* [What to work on] Find the number of lines in these records where the word "title" appears. Reply with that number and nothing more.

* [Data shown]

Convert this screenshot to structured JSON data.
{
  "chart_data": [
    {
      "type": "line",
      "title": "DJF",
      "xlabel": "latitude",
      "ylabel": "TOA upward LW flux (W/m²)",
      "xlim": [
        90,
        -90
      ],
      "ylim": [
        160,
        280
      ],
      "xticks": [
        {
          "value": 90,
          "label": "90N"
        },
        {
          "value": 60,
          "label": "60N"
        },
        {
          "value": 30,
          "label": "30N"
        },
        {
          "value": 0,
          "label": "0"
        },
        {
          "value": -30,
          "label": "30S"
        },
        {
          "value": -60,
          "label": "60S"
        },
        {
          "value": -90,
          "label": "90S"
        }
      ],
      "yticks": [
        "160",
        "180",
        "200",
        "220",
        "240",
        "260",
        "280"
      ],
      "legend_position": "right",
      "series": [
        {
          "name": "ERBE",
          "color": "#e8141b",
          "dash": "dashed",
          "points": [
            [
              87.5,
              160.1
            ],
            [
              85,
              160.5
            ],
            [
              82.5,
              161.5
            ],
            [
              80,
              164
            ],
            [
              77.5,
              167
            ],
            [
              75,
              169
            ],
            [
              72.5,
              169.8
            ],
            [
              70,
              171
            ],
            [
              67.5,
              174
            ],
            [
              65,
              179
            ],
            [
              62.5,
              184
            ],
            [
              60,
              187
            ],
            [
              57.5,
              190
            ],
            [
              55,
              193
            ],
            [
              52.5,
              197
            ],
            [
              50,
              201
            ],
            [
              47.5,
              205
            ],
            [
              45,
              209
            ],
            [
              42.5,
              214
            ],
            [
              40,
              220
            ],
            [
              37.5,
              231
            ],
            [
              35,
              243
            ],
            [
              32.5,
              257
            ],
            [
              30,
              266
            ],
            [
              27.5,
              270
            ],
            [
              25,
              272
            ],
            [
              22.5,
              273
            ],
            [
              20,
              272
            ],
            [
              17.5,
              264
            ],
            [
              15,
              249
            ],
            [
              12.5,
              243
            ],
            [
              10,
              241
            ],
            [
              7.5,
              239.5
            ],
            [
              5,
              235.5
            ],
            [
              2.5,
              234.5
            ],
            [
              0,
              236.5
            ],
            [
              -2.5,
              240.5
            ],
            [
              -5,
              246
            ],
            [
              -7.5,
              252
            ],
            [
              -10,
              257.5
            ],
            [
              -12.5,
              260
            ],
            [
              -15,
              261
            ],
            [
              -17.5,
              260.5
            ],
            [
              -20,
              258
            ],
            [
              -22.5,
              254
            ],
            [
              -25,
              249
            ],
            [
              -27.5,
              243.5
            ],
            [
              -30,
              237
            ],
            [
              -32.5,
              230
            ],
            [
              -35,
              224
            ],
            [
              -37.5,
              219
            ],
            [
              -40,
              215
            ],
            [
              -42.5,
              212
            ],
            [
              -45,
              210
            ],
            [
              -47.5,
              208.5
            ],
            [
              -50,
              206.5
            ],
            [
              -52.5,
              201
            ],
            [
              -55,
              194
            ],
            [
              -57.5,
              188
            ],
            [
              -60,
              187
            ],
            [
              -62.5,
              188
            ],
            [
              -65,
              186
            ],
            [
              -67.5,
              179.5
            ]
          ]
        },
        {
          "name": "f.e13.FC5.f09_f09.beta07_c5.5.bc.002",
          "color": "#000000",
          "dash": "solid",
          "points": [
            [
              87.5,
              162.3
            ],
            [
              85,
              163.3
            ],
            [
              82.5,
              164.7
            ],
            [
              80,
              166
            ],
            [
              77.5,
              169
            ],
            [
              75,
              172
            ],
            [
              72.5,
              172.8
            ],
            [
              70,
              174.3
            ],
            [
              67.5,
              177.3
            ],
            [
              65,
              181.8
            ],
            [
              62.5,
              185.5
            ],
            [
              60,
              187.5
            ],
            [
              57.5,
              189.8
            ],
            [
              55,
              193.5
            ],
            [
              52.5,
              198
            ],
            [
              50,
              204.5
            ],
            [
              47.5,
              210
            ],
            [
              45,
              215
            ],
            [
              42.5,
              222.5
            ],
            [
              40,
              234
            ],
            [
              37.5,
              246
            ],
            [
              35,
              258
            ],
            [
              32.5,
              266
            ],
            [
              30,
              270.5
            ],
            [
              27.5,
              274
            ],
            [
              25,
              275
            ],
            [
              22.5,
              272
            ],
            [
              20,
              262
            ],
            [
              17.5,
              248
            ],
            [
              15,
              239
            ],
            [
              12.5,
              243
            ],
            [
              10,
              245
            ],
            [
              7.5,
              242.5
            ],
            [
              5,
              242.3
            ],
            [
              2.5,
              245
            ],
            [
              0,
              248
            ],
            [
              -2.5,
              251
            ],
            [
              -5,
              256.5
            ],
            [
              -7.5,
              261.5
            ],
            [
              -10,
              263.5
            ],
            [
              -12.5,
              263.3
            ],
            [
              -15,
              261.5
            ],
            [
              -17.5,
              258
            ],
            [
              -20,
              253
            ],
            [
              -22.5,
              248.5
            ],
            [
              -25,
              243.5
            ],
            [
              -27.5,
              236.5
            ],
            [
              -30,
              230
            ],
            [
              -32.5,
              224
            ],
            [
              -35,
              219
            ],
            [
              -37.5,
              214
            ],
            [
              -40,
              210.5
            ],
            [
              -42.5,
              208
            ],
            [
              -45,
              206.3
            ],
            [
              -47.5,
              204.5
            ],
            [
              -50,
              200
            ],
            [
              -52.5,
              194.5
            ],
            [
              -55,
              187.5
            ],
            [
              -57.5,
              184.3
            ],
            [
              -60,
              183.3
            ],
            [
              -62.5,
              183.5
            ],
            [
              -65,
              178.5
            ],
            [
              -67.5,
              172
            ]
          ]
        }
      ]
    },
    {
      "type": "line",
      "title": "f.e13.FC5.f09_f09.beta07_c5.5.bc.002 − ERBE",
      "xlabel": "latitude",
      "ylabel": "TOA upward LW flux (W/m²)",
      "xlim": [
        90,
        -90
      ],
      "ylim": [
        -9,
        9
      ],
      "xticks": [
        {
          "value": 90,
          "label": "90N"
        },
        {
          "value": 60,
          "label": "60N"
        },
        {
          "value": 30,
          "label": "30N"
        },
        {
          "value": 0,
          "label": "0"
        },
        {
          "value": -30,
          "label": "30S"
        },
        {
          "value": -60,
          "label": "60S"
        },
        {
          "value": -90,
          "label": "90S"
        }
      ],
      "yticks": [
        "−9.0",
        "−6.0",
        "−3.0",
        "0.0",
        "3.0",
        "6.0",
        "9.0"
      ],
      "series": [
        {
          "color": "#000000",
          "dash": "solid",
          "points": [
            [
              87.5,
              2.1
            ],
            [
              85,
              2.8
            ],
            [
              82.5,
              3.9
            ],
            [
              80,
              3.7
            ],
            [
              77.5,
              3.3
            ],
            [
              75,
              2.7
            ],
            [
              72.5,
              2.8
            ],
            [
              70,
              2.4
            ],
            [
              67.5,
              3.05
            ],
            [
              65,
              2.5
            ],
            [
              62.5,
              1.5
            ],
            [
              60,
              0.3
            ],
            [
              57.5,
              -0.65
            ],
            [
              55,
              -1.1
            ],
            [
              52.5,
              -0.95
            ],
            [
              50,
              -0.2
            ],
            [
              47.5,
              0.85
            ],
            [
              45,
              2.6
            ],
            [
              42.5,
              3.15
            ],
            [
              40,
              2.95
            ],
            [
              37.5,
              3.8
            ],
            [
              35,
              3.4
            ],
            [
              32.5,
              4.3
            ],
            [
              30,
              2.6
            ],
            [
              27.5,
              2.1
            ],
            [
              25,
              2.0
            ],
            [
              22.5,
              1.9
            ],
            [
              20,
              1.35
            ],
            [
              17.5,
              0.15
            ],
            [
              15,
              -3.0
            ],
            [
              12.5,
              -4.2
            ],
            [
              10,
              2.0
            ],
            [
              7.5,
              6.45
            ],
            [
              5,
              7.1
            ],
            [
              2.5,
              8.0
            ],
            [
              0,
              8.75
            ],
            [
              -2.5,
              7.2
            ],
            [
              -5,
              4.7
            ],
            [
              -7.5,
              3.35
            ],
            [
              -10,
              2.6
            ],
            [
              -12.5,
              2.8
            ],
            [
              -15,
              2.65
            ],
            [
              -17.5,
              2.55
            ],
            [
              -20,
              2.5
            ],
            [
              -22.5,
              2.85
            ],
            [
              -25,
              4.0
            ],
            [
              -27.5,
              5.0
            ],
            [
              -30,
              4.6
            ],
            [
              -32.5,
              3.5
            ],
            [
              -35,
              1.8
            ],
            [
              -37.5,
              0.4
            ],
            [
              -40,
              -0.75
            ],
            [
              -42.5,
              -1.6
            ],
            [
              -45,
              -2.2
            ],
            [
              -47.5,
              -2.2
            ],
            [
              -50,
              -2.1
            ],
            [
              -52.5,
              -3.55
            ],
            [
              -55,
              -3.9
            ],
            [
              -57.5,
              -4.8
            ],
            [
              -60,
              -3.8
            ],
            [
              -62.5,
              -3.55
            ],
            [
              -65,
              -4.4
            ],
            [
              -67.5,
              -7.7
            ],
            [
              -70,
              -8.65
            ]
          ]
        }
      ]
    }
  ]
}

* [Solution] 2